Исходный текст:
^^^^

Рядовых на Нахимовском проспекте не было, если они и появлялись на минуту, то тут же ныряли в ближайшие переулки и проходные дворы, так как на проспекте ни на секунду нельзя было оторвать руку от козырька и постоянно надо было становиться во фронт. Блеск Нахимовского проспекта тогда не уступал былому блеску Невского. Он был лишь четвертушкой Невского по длине, но именно на этой четвертушке была спрессована вся старая Россия, весь цвет Белой гвардии.

^^^^

Исходный материал:
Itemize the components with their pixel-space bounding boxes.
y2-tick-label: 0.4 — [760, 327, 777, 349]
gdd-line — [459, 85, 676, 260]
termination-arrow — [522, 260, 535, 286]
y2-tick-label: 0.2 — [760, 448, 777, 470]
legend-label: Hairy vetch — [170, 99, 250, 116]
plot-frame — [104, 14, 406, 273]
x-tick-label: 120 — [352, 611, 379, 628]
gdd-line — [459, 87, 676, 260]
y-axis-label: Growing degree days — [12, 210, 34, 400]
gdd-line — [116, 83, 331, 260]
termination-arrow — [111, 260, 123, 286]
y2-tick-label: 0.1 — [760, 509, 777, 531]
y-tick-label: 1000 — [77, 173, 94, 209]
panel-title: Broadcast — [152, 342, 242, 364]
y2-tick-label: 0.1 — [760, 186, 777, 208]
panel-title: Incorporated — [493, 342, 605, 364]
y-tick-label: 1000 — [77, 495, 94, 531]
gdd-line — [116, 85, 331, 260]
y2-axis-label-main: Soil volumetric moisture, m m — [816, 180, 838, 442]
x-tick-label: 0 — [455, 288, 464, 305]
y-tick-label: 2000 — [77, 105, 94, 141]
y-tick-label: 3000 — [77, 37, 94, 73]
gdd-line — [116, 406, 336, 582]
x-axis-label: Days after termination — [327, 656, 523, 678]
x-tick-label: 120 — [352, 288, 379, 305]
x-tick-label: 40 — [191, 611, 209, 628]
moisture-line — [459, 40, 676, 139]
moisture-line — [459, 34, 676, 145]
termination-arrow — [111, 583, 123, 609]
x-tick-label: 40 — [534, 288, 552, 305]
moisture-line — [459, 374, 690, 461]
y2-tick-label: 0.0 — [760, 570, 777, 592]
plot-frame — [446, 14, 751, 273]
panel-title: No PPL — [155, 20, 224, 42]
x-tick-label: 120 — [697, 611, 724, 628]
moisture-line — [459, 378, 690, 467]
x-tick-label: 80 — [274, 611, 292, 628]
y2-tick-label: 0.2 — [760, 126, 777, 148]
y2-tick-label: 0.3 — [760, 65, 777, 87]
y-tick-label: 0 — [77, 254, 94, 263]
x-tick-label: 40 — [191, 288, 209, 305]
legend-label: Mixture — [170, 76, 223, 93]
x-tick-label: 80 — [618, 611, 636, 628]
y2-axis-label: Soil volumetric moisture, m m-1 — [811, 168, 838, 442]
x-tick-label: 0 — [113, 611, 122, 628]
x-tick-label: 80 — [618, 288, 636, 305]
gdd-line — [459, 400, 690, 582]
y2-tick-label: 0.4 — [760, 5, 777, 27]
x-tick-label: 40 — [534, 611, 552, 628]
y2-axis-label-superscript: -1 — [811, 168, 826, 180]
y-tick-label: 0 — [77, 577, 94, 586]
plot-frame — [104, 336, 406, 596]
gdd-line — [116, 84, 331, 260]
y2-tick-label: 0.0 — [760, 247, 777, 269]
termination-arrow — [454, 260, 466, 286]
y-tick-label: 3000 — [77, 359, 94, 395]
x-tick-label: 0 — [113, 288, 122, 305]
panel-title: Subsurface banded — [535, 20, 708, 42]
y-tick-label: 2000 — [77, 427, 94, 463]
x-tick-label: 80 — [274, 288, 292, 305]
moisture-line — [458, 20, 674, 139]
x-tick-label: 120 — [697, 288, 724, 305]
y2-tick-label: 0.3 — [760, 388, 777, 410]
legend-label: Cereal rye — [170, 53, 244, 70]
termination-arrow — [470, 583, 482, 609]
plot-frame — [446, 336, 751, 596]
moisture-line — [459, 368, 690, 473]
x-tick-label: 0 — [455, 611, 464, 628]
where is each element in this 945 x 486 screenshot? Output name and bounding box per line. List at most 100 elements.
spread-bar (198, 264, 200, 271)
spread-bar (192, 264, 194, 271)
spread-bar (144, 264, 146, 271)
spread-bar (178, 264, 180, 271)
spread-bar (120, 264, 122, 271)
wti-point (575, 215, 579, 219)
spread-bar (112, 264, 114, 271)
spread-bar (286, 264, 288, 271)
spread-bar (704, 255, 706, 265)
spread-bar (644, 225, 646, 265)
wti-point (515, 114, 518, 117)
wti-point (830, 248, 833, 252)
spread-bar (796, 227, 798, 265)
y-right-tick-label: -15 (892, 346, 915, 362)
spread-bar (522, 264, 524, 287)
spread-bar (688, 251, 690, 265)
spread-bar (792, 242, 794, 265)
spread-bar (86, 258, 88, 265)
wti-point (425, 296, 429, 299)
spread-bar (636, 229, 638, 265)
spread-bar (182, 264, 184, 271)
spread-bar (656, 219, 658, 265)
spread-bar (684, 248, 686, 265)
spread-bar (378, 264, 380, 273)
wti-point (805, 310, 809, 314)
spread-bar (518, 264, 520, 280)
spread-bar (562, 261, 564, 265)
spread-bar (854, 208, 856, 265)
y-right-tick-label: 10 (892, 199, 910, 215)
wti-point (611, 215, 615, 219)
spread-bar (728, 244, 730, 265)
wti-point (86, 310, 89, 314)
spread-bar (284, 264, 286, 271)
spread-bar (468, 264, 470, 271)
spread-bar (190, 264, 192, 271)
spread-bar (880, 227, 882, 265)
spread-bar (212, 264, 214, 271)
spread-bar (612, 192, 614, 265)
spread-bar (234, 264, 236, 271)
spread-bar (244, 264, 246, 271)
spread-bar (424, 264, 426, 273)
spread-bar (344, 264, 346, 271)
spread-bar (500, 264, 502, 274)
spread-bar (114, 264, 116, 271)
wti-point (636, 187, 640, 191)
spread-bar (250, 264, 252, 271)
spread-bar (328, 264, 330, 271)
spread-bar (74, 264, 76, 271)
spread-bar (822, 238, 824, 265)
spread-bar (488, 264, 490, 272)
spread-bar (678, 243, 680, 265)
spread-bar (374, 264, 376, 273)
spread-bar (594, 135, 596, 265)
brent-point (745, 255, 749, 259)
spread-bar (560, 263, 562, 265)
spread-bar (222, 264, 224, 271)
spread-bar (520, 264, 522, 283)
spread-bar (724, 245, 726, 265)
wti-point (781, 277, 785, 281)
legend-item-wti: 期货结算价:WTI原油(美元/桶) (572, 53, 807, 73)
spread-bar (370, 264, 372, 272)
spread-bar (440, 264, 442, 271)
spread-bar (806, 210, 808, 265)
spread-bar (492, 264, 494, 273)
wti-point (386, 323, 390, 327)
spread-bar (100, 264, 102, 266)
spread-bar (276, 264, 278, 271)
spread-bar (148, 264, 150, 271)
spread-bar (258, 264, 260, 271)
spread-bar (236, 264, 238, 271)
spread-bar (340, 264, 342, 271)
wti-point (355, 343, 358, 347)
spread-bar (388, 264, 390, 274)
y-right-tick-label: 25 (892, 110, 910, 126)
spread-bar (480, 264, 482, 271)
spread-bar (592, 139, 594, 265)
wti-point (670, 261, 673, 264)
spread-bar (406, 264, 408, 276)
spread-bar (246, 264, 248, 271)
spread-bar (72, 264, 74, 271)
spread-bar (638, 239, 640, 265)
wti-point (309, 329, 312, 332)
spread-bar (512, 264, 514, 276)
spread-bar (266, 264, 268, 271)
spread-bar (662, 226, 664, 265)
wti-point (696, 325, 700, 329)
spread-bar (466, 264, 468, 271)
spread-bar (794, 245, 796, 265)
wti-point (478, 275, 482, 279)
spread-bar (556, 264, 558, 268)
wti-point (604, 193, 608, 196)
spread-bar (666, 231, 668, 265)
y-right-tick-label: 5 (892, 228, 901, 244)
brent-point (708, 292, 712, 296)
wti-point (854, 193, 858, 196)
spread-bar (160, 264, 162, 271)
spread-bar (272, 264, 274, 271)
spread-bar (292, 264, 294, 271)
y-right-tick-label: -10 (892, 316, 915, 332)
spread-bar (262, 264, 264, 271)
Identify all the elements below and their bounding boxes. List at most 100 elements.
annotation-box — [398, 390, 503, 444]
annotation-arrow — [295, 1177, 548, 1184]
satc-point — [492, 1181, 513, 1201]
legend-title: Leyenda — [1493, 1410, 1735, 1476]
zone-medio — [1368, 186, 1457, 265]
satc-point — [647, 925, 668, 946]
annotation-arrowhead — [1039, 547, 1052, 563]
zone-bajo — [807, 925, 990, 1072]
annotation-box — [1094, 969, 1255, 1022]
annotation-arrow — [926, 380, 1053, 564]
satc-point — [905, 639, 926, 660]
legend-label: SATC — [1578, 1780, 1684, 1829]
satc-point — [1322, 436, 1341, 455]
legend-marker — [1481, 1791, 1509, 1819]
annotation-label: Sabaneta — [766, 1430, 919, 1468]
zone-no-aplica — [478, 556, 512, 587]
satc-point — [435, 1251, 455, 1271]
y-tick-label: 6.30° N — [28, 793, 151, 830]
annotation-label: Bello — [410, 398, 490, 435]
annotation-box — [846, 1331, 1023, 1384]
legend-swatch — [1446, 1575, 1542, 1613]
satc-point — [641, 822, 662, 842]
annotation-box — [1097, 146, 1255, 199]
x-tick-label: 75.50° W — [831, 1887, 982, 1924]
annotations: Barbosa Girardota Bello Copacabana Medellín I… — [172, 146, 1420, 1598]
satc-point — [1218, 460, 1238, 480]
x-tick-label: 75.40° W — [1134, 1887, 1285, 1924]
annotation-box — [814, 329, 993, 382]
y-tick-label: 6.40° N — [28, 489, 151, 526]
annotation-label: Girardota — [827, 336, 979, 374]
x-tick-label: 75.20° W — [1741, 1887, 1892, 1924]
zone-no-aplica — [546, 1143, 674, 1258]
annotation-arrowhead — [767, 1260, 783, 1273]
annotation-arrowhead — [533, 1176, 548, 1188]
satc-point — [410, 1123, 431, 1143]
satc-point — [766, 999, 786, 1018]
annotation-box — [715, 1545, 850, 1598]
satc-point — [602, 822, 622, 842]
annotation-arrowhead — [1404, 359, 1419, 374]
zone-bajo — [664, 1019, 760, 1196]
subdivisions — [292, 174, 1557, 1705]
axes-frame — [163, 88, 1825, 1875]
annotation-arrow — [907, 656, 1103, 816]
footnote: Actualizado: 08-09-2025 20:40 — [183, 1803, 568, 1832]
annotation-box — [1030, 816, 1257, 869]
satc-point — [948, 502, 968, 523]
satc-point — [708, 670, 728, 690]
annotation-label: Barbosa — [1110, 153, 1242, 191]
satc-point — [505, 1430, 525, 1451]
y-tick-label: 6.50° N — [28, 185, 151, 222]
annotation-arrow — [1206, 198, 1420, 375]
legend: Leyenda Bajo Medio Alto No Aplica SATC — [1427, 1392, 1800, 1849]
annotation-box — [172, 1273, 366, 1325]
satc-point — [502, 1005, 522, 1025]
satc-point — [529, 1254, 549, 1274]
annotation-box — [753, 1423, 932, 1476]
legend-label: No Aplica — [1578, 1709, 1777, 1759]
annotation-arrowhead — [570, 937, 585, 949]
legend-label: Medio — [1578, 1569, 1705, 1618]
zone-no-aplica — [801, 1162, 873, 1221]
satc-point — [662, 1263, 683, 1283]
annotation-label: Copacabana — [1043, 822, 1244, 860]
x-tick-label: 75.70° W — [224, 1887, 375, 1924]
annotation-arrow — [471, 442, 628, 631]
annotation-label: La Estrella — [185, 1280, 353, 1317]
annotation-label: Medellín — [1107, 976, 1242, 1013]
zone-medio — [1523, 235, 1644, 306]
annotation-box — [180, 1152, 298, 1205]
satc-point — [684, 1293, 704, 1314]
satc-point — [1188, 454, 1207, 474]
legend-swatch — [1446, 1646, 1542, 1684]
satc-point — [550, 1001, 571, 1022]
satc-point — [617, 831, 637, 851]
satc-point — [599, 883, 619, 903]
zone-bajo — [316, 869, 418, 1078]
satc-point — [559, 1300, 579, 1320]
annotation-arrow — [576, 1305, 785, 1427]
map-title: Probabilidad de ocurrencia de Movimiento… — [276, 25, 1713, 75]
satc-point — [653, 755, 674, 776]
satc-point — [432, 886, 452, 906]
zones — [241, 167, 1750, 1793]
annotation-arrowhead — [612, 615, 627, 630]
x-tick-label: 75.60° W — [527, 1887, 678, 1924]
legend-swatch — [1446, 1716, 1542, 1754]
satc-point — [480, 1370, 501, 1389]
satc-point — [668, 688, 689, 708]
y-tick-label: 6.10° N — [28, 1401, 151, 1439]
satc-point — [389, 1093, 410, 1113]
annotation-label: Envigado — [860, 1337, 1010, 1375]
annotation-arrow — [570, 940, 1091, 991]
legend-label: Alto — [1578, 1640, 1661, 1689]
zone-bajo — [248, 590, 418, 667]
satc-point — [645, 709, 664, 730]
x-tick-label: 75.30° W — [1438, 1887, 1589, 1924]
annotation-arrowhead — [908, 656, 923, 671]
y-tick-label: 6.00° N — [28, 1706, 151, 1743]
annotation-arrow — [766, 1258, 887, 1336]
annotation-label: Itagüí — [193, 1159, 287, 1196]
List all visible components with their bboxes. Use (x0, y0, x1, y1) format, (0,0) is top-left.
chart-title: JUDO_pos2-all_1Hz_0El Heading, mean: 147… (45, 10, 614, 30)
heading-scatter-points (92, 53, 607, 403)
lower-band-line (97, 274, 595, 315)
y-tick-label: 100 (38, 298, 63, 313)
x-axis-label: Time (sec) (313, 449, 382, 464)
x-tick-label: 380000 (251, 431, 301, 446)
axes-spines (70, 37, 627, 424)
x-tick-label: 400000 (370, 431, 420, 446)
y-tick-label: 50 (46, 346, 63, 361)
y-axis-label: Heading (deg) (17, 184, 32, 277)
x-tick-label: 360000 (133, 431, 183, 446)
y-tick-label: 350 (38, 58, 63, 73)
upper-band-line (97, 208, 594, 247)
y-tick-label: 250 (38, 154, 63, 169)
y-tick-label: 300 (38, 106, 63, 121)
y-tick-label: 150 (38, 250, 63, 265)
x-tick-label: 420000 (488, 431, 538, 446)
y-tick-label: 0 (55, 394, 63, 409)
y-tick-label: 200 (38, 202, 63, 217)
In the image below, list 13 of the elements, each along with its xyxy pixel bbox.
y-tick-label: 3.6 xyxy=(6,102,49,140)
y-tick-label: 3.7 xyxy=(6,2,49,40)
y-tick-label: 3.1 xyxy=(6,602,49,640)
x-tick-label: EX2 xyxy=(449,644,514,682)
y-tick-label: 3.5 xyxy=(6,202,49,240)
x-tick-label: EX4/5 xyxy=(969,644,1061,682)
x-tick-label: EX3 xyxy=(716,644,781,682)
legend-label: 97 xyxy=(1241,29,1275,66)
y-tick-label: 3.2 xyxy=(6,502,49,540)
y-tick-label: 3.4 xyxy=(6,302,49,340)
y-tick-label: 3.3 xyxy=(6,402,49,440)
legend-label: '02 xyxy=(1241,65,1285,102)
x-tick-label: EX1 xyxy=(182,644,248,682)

^^^^

Что нужно сделать:
1. Ответьте по отрывку о Нахимовском проспекте:
(а) Куда ныряли рядовые, если появлялись на проспекте?
(б) С каким проспектом сравнивается блеск Нахимовского?
(в) Какую часть Невского по длине составлял Нахимовский проспект?
2. Перепишите дословно фрагмент отрывка о Нахимовском проспекте, начиная со слов «Рядовых на Нахимовском» и дальше до слов «цвет Белой гвардии.».

Ответы к заданиям:
1.
(а) В ближайшие переулки и проходные дворы.
(б) С Невским.
(в) Четвертушку.

2.
Рядовых на Нахимовском проспекте не было, если они и появлялись на минуту, то тут же ныряли в ближайшие переулки и проходные дворы, так как на проспекте ни на секунду нельзя было оторвать руку от козырька и постоянно надо было становиться во фронт. Блеск Нахимовского проспекта тогда не уступал былому блеску Невского. Он был лишь четвертушкой Невского по длине, но именно на этой четвертушке была спрессована вся старая Россия, весь цвет Белой гвардии.